EXERCISE TASK: Search the data below for the word "keywords" and copy each line that holds it.

ENTRIES SHOWN:
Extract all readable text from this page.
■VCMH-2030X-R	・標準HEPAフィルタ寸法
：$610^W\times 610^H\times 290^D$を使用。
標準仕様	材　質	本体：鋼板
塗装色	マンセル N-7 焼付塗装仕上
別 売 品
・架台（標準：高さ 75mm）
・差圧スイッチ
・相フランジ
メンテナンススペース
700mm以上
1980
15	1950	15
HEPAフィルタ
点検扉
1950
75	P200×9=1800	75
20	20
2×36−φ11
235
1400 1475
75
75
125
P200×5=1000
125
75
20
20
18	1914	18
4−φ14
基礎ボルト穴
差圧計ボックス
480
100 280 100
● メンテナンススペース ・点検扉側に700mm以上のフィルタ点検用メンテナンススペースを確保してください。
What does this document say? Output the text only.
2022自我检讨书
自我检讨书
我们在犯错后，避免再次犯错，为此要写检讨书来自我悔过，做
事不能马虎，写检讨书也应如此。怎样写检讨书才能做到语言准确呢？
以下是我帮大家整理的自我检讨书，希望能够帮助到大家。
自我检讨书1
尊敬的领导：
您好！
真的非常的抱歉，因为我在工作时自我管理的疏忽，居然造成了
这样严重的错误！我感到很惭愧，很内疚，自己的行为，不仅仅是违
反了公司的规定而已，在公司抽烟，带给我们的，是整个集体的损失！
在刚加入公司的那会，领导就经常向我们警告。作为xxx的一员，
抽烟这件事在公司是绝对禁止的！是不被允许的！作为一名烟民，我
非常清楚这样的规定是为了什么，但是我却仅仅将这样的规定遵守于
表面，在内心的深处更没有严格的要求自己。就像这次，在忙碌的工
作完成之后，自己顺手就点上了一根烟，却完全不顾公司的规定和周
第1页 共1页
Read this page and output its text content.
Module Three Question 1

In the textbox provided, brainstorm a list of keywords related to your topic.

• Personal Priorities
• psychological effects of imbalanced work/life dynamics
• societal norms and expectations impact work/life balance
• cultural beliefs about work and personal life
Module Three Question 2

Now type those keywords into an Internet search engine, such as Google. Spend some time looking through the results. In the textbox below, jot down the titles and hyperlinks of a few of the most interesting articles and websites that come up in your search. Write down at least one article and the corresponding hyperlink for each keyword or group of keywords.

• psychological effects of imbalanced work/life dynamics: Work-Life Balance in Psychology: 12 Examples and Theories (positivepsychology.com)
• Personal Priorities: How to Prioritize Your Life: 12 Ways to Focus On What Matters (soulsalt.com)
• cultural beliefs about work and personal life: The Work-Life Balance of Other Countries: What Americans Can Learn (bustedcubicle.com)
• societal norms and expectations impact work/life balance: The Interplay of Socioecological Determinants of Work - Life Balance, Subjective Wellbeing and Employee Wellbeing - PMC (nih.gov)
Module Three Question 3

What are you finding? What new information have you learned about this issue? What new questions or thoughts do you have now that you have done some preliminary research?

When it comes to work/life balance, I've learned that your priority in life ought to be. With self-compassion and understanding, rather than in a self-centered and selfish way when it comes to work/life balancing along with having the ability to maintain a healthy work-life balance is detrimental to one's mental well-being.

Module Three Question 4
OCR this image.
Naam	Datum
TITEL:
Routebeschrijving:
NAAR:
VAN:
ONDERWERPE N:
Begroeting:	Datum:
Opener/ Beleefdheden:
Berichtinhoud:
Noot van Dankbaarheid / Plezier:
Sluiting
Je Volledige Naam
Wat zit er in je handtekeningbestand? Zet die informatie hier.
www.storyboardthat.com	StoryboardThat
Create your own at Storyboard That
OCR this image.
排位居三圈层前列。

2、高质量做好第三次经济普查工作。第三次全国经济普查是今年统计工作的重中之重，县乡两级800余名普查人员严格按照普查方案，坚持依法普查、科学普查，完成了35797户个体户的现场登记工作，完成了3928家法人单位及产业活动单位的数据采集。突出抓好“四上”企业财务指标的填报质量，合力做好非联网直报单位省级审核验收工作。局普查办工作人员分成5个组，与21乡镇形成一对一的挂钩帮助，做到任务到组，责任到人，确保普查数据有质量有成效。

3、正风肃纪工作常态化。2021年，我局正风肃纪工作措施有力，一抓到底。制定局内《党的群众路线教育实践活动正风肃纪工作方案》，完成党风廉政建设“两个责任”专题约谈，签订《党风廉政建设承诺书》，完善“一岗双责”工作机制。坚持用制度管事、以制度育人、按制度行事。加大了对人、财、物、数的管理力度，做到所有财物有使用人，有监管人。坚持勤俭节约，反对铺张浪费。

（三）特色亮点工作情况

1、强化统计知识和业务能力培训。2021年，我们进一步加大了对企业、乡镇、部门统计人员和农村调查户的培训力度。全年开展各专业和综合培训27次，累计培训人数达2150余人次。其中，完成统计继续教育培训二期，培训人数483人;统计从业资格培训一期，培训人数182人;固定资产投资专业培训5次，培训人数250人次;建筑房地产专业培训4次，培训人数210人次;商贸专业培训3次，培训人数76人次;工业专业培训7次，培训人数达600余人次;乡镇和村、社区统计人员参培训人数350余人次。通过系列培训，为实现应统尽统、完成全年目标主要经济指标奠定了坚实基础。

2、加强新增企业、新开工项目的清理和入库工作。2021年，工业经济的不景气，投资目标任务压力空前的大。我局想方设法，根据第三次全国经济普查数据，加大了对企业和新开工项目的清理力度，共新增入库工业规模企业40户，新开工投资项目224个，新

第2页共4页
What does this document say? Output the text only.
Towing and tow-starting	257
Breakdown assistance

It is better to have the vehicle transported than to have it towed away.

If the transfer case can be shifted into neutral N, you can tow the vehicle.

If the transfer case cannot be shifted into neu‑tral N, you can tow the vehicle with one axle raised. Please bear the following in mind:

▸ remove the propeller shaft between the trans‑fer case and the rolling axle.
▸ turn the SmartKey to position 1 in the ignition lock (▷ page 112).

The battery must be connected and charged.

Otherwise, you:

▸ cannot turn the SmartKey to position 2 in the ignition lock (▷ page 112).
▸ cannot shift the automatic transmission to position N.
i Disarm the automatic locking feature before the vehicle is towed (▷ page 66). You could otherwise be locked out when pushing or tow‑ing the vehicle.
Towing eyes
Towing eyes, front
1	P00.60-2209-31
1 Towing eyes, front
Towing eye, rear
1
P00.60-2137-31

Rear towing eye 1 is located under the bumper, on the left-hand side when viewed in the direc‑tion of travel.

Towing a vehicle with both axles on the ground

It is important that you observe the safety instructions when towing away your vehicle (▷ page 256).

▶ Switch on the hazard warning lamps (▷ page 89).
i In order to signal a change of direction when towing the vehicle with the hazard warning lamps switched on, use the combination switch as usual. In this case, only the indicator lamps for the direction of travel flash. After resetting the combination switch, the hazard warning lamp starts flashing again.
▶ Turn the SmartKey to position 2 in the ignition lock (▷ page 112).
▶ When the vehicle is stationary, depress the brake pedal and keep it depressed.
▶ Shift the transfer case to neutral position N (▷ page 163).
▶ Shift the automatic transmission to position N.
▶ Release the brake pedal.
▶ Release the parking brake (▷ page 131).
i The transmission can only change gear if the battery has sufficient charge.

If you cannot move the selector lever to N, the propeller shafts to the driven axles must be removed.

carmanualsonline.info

THE ANSWER:
In the textbox provided, brainstorm a list of keywords related to your topic.
Now type those keywords into an Internet search engine, such as Google. Spend some time looking through the results. In the textbox below, jot down the titles and hyperlinks of a few of the most interesting articles and websites that come up in your search. Write down at least one article and the corresponding hyperlink for each keyword or group of keywords.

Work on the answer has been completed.